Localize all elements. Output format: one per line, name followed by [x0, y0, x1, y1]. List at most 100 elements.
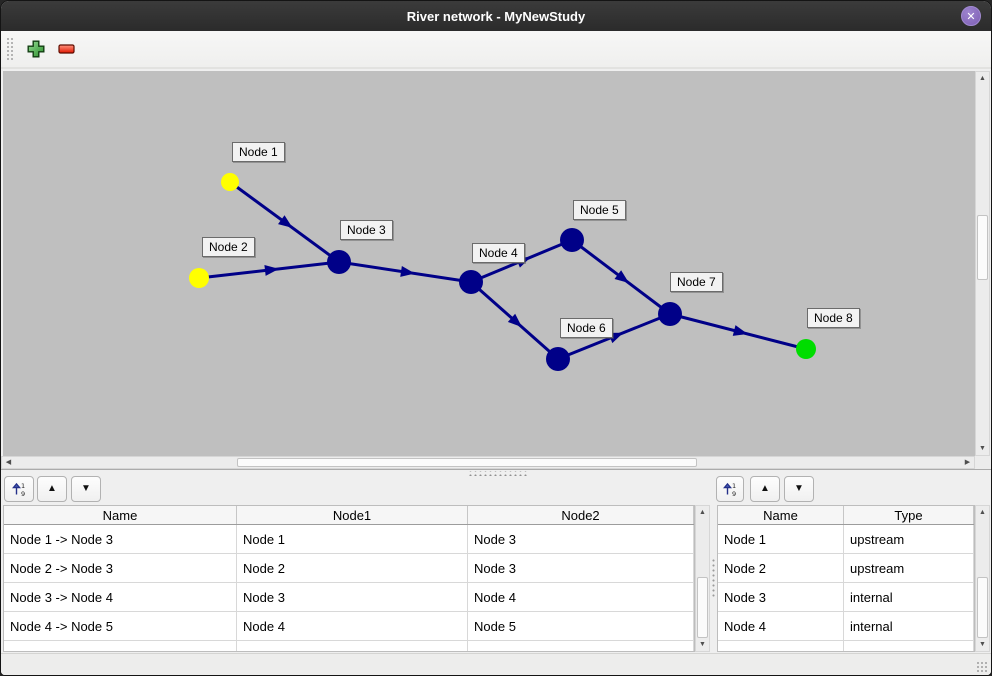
river-node[interactable] [546, 347, 570, 371]
table-cell[interactable]: Node 4 [237, 612, 468, 640]
river-network-graph [189, 173, 816, 371]
river-node[interactable] [459, 270, 483, 294]
node-label: Node 3 [340, 220, 393, 240]
table-cell[interactable] [4, 641, 237, 651]
table-row[interactable]: Node 4 internal [718, 612, 974, 641]
table-row[interactable]: Node 1 upstream [718, 525, 974, 554]
status-bar [1, 653, 991, 675]
window-resize-grip[interactable] [976, 661, 987, 672]
river-network-canvas[interactable]: Node 1 Node 2 Node 3 Node 4 Node 5 Node 6 Node… [3, 71, 975, 456]
node-label: Node 6 [560, 318, 613, 338]
table-cell[interactable]: internal [844, 583, 974, 611]
column-header[interactable]: Node1 [237, 506, 468, 524]
nodes-sort-button[interactable]: 1 9 [716, 476, 744, 502]
table-cell[interactable]: Node 2 [237, 554, 468, 582]
table-cell[interactable] [718, 641, 844, 651]
table-row[interactable]: Node 3 internal [718, 583, 974, 612]
branches-sort-button[interactable]: 1 9 [4, 476, 34, 502]
table-cell[interactable]: Node 4 [468, 583, 694, 611]
canvas-hscroll-thumb[interactable] [237, 458, 697, 467]
branches-vscroll-thumb[interactable] [697, 577, 708, 638]
column-header[interactable]: Type [844, 506, 974, 524]
canvas-vscroll-thumb[interactable] [977, 215, 988, 280]
table-row[interactable]: Node 1 -> Node 3 Node 1 Node 3 [4, 525, 694, 554]
canvas-vertical-scrollbar[interactable]: ▲ ▼ [975, 71, 990, 456]
table-row[interactable]: Node 3 -> Node 4 Node 3 Node 4 [4, 583, 694, 612]
river-node[interactable] [221, 173, 239, 191]
column-header[interactable]: Name [718, 506, 844, 524]
table-cell[interactable]: Node 4 -> Node 5 [4, 612, 237, 640]
scroll-left-arrow-icon[interactable]: ◀ [2, 457, 15, 468]
sort-ascending-icon: 1 9 [723, 482, 736, 497]
scroll-right-arrow-icon[interactable]: ▶ [961, 457, 974, 468]
node-label: Node 2 [202, 237, 255, 257]
table-cell[interactable] [237, 641, 468, 651]
scrollbar-corner [975, 456, 990, 469]
table-cell[interactable]: Node 1 [718, 525, 844, 553]
table-cell[interactable]: Node 5 [468, 612, 694, 640]
add-node-button[interactable] [26, 39, 46, 59]
table-cell[interactable]: Node 1 [237, 525, 468, 553]
nodes-move-up-button[interactable]: ▲ [750, 476, 780, 502]
node-label: Node 1 [232, 142, 285, 162]
flow-direction-arrow-icon [278, 215, 293, 228]
node-label: Node 8 [807, 308, 860, 328]
table-cell[interactable]: Node 2 [718, 554, 844, 582]
table-cell[interactable]: Node 3 -> Node 4 [4, 583, 237, 611]
nodes-move-down-button[interactable]: ▼ [784, 476, 814, 502]
horizontal-splitter-handle[interactable] [467, 471, 527, 476]
toolbar-grip-handle[interactable] [6, 37, 14, 61]
table-cell[interactable]: Node 4 [718, 612, 844, 640]
column-header[interactable]: Node2 [468, 506, 694, 524]
remove-node-button[interactable] [58, 43, 76, 55]
canvas-horizontal-scrollbar[interactable]: ◀ ▶ [1, 456, 975, 469]
scroll-up-arrow-icon[interactable]: ▲ [976, 72, 989, 85]
flow-direction-arrow-icon [732, 325, 748, 336]
river-node[interactable] [327, 250, 351, 274]
table-cell[interactable]: upstream [844, 554, 974, 582]
flow-direction-arrow-icon [400, 265, 415, 277]
table-cell[interactable] [468, 641, 694, 651]
up-triangle-icon: ▲ [760, 483, 770, 494]
scroll-down-arrow-icon[interactable]: ▼ [696, 638, 709, 651]
table-row[interactable] [4, 641, 694, 651]
close-button[interactable]: ✕ [961, 6, 981, 26]
node-label: Node 4 [472, 243, 525, 263]
up-triangle-icon: ▲ [47, 483, 57, 494]
scroll-up-arrow-icon[interactable]: ▲ [976, 506, 989, 519]
river-node[interactable] [658, 302, 682, 326]
canvas-area: Node 1 Node 2 Node 3 Node 4 Node 5 Node 6 Node… [1, 69, 991, 469]
table-header-row: Name Node1 Node2 [4, 506, 694, 525]
vertical-splitter-handle[interactable] [711, 558, 717, 598]
table-cell[interactable] [844, 641, 974, 651]
branches-move-down-button[interactable]: ▼ [71, 476, 101, 502]
scroll-up-arrow-icon[interactable]: ▲ [696, 506, 709, 519]
table-cell[interactable]: Node 3 [237, 583, 468, 611]
river-node[interactable] [189, 268, 209, 288]
table-cell[interactable]: Node 2 -> Node 3 [4, 554, 237, 582]
table-row[interactable]: Node 4 -> Node 5 Node 4 Node 5 [4, 612, 694, 641]
table-cell[interactable]: Node 1 -> Node 3 [4, 525, 237, 553]
table-cell[interactable]: internal [844, 612, 974, 640]
nodes-vscroll-thumb[interactable] [977, 577, 988, 638]
river-node[interactable] [796, 339, 816, 359]
flow-direction-arrow-icon [264, 264, 279, 276]
table-row[interactable]: Node 2 upstream [718, 554, 974, 583]
svg-text:1: 1 [732, 482, 736, 490]
table-cell[interactable]: Node 3 [718, 583, 844, 611]
scroll-down-arrow-icon[interactable]: ▼ [976, 638, 989, 651]
down-triangle-icon: ▼ [794, 483, 804, 494]
branches-table-vertical-scrollbar[interactable]: ▲ ▼ [695, 505, 710, 652]
nodes-table-vertical-scrollbar[interactable]: ▲ ▼ [975, 505, 990, 652]
column-header[interactable]: Name [4, 506, 237, 524]
node-label: Node 5 [573, 200, 626, 220]
table-cell[interactable]: Node 3 [468, 525, 694, 553]
river-node[interactable] [560, 228, 584, 252]
branches-move-up-button[interactable]: ▲ [37, 476, 67, 502]
table-cell[interactable]: upstream [844, 525, 974, 553]
scroll-down-arrow-icon[interactable]: ▼ [976, 442, 989, 455]
table-row[interactable]: Node 2 -> Node 3 Node 2 Node 3 [4, 554, 694, 583]
node-label: Node 7 [670, 272, 723, 292]
table-row[interactable] [718, 641, 974, 651]
table-cell[interactable]: Node 3 [468, 554, 694, 582]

Work required
Repeat the lines between the line containing "river-node[interactable] [546, 347, 570, 371]" and the line containing "node-label: Node 1 [232, 142, 285, 162]", inclusive, without any changes.

Task result
river-node[interactable] [546, 347, 570, 371]
table-cell[interactable]: Node 4 [237, 612, 468, 640]
river-network-graph [189, 173, 816, 371]
river-node[interactable] [459, 270, 483, 294]
node-label: Node 3 [340, 220, 393, 240]
table-cell[interactable] [4, 641, 237, 651]
table-row[interactable]: Node 4 internal [718, 612, 974, 641]
table-row[interactable]: Node 1 upstream [718, 525, 974, 554]
status-bar [1, 653, 991, 675]
window-resize-grip[interactable] [976, 661, 987, 672]
river-network-canvas[interactable]: Node 1 Node 2 Node 3 Node 4 Node 5 Node 6 Node… [3, 71, 975, 456]
node-label: Node 6 [560, 318, 613, 338]
table-cell[interactable]: internal [844, 583, 974, 611]
column-header[interactable]: Node1 [237, 506, 468, 524]
nodes-sort-button[interactable]: 1 9 [716, 476, 744, 502]
table-cell[interactable]: Node 2 [237, 554, 468, 582]
table-cell[interactable] [718, 641, 844, 651]
table-row[interactable]: Node 3 internal [718, 583, 974, 612]
branches-sort-button[interactable]: 1 9 [4, 476, 34, 502]
table-cell[interactable]: Node 4 [468, 583, 694, 611]
canvas-hscroll-thumb[interactable] [237, 458, 697, 467]
branches-vscroll-thumb[interactable] [697, 577, 708, 638]
column-header[interactable]: Type [844, 506, 974, 524]
canvas-vscroll-thumb[interactable] [977, 215, 988, 280]
table-row[interactable]: Node 1 -> Node 3 Node 1 Node 3 [4, 525, 694, 554]
canvas-vertical-scrollbar[interactable]: ▲ ▼ [975, 71, 990, 456]
table-row[interactable]: Node 3 -> Node 4 Node 3 Node 4 [4, 583, 694, 612]
river-node[interactable] [221, 173, 239, 191]
column-header[interactable]: Name [718, 506, 844, 524]
table-cell[interactable]: Node 4 -> Node 5 [4, 612, 237, 640]
scroll-left-arrow-icon[interactable]: ◀ [2, 457, 15, 468]
sort-ascending-icon: 1 9 [723, 482, 736, 497]
scroll-right-arrow-icon[interactable]: ▶ [961, 457, 974, 468]
node-label: Node 2 [202, 237, 255, 257]
table-cell[interactable] [237, 641, 468, 651]
scrollbar-corner [975, 456, 990, 469]
table-cell[interactable]: Node 1 [718, 525, 844, 553]
table-cell[interactable]: Node 5 [468, 612, 694, 640]
add-node-button[interactable] [26, 39, 46, 59]
table-cell[interactable]: Node 1 [237, 525, 468, 553]
nodes-move-up-button[interactable]: ▲ [750, 476, 780, 502]
node-label: Node 1 [232, 142, 285, 162]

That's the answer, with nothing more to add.